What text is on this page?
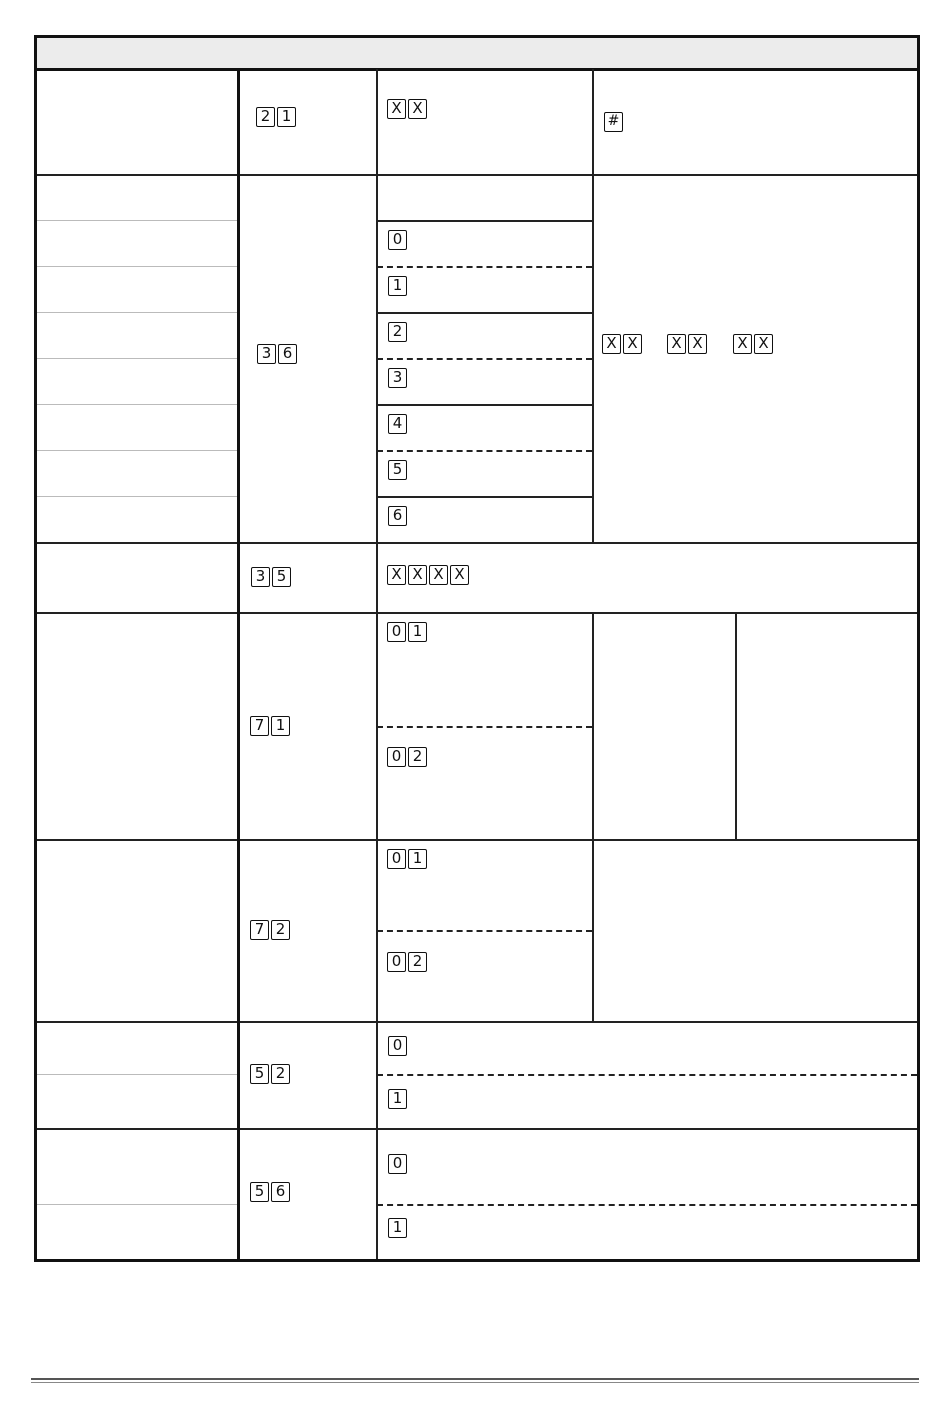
2 1	X X
#
3 6
0
1
2
3
4
5
6
X X X X X X
3 5	X X X X
7 1
0 1
0 2
7 2
0 1
0 2
5 2
0
1
5 6
0
1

==*==

#### Written problem:
Without including the pictures, return each record above exactly as it stands.

#### Output of the task:
What text is on this page?
2 1	X X
#
3 6
0
1
2
3
4
5
6
X X X X X X
3 5	X X X X
7 1
0 1
0 2
7 2
0 1
0 2
5 2
0
1
5 6
0
1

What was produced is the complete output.